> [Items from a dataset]
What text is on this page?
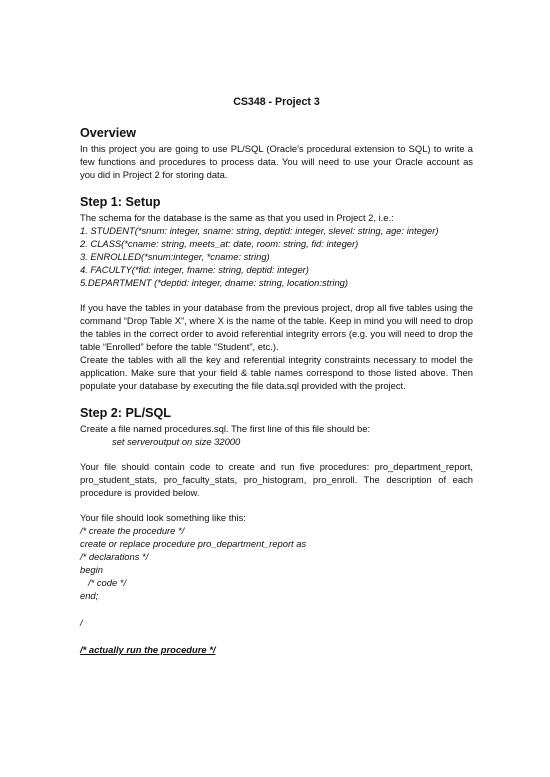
CS348 - Project 3
Overview

In this project you are going to use PL/SQL (Oracle's procedural extension to SQL) to write a few functions and procedures to process data. You will need to use your Oracle account as you did in Project 2 for storing data.

Step 1: Setup

The schema for the database is the same as that you used in Project 2, i.e.:

1. STUDENT(*snum: integer, sname: string, deptid: integer, slevel: string, age: integer)
2. CLASS(*cname: string, meets_at: date, room: string, fid: integer)
3. ENROLLED(*snum:integer, *cname: string)
4. FACULTY(*fid: integer, fname: string, deptid: integer)
5.DEPARTMENT (*deptid: integer, dname: string, location:string)

If you have the tables in your database from the previous project, drop all five tables using the command “Drop Table X”, where X is the name of the table. Keep in mind you will need to drop the tables in the correct order to avoid referential integrity errors (e.g. you will need to drop the table “Enrolled” before the table “Student”, etc.).

Create the tables with all the key and referential integrity constraints necessary to model the application. Make sure that your field & table names correspond to those listed above. Then populate your database by executing the file data.sql provided with the project.

Step 2: PL/SQL

Create a file named procedures.sql. The first line of this file should be:

set serveroutput on size 32000

Your file should contain code to create and run five procedures: pro_department_report, pro_student_stats, pro_faculty_stats, pro_histogram, pro_enroll. The description of each procedure is provided below.

Your file should look something like this:

/* create the procedure */
create or replace procedure pro_department_report as
/* declarations */
begin
/* code */
end;
/
/* actually run the procedure */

> [WORK TO BE COMPLETED] Each entry gets copied exactly; the pictures stay out.

> [OUTPUT FOR THIS TASK]
What text is on this page?
CS348 - Project 3
Overview

In this project you are going to use PL/SQL (Oracle's procedural extension to SQL) to write a few functions and procedures to process data. You will need to use your Oracle account as you did in Project 2 for storing data.

Step 1: Setup

The schema for the database is the same as that you used in Project 2, i.e.:

1. STUDENT(*snum: integer, sname: string, deptid: integer, slevel: string, age: integer)
2. CLASS(*cname: string, meets_at: date, room: string, fid: integer)
3. ENROLLED(*snum:integer, *cname: string)
4. FACULTY(*fid: integer, fname: string, deptid: integer)
5.DEPARTMENT (*deptid: integer, dname: string, location:string)

If you have the tables in your database from the previous project, drop all five tables using the command “Drop Table X”, where X is the name of the table. Keep in mind you will need to drop the tables in the correct order to avoid referential integrity errors (e.g. you will need to drop the table “Enrolled” before the table “Student”, etc.).

Create the tables with all the key and referential integrity constraints necessary to model the application. Make sure that your field & table names correspond to those listed above. Then populate your database by executing the file data.sql provided with the project.

Step 2: PL/SQL

Create a file named procedures.sql. The first line of this file should be:

set serveroutput on size 32000

Your file should contain code to create and run five procedures: pro_department_report, pro_student_stats, pro_faculty_stats, pro_histogram, pro_enroll. The description of each procedure is provided below.

Your file should look something like this:

/* create the procedure */
create or replace procedure pro_department_report as
/* declarations */
begin
/* code */
end;
/
/* actually run the procedure */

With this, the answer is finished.